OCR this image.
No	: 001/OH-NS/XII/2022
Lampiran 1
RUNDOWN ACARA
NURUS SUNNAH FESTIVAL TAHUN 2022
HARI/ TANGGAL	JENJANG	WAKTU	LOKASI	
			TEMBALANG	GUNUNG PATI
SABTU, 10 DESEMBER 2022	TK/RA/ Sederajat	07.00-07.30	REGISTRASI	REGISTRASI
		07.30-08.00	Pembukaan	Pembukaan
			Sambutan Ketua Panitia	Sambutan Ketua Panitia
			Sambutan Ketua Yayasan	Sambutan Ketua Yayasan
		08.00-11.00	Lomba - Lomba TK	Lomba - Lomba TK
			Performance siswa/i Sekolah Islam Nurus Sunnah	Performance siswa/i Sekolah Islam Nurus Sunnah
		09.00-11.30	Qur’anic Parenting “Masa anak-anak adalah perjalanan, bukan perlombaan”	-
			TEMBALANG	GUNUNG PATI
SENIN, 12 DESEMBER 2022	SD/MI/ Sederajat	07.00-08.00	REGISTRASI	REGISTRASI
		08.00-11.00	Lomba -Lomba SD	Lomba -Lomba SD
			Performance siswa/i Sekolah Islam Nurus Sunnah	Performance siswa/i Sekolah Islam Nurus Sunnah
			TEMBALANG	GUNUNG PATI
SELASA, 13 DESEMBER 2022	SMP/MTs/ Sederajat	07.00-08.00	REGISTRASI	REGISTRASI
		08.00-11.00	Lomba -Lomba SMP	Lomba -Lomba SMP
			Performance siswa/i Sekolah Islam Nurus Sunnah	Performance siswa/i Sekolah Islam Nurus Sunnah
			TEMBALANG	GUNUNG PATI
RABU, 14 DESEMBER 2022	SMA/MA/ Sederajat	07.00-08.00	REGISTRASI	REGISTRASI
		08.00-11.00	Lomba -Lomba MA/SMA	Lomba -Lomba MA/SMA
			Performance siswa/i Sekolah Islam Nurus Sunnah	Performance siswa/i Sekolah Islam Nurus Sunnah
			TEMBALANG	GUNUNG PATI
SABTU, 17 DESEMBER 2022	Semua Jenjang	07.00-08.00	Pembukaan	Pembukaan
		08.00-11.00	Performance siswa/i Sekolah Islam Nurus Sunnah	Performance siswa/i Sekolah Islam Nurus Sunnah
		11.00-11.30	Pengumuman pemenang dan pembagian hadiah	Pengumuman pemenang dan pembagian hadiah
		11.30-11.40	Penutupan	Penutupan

**GOAL**
Repeat the material above in full, keeping every word.

**EXPECTED ANSWER**
OCR this image.
No	: 001/OH-NS/XII/2022
Lampiran 1
RUNDOWN ACARA
NURUS SUNNAH FESTIVAL TAHUN 2022
HARI/ TANGGAL	JENJANG	WAKTU	LOKASI	
			TEMBALANG	GUNUNG PATI
SABTU, 10 DESEMBER 2022	TK/RA/ Sederajat	07.00-07.30	REGISTRASI	REGISTRASI
		07.30-08.00	Pembukaan	Pembukaan
			Sambutan Ketua Panitia	Sambutan Ketua Panitia
			Sambutan Ketua Yayasan	Sambutan Ketua Yayasan
		08.00-11.00	Lomba - Lomba TK	Lomba - Lomba TK
			Performance siswa/i Sekolah Islam Nurus Sunnah	Performance siswa/i Sekolah Islam Nurus Sunnah
		09.00-11.30	Qur’anic Parenting “Masa anak-anak adalah perjalanan, bukan perlombaan”	-
			TEMBALANG	GUNUNG PATI
SENIN, 12 DESEMBER 2022	SD/MI/ Sederajat	07.00-08.00	REGISTRASI	REGISTRASI
		08.00-11.00	Lomba -Lomba SD	Lomba -Lomba SD
			Performance siswa/i Sekolah Islam Nurus Sunnah	Performance siswa/i Sekolah Islam Nurus Sunnah
			TEMBALANG	GUNUNG PATI
SELASA, 13 DESEMBER 2022	SMP/MTs/ Sederajat	07.00-08.00	REGISTRASI	REGISTRASI
		08.00-11.00	Lomba -Lomba SMP	Lomba -Lomba SMP
			Performance siswa/i Sekolah Islam Nurus Sunnah	Performance siswa/i Sekolah Islam Nurus Sunnah
			TEMBALANG	GUNUNG PATI
RABU, 14 DESEMBER 2022	SMA/MA/ Sederajat	07.00-08.00	REGISTRASI	REGISTRASI
		08.00-11.00	Lomba -Lomba MA/SMA	Lomba -Lomba MA/SMA
			Performance siswa/i Sekolah Islam Nurus Sunnah	Performance siswa/i Sekolah Islam Nurus Sunnah
			TEMBALANG	GUNUNG PATI
SABTU, 17 DESEMBER 2022	Semua Jenjang	07.00-08.00	Pembukaan	Pembukaan
		08.00-11.00	Performance siswa/i Sekolah Islam Nurus Sunnah	Performance siswa/i Sekolah Islam Nurus Sunnah
		11.00-11.30	Pengumuman pemenang dan pembagian hadiah	Pengumuman pemenang dan pembagian hadiah
		11.30-11.40	Penutupan	Penutupan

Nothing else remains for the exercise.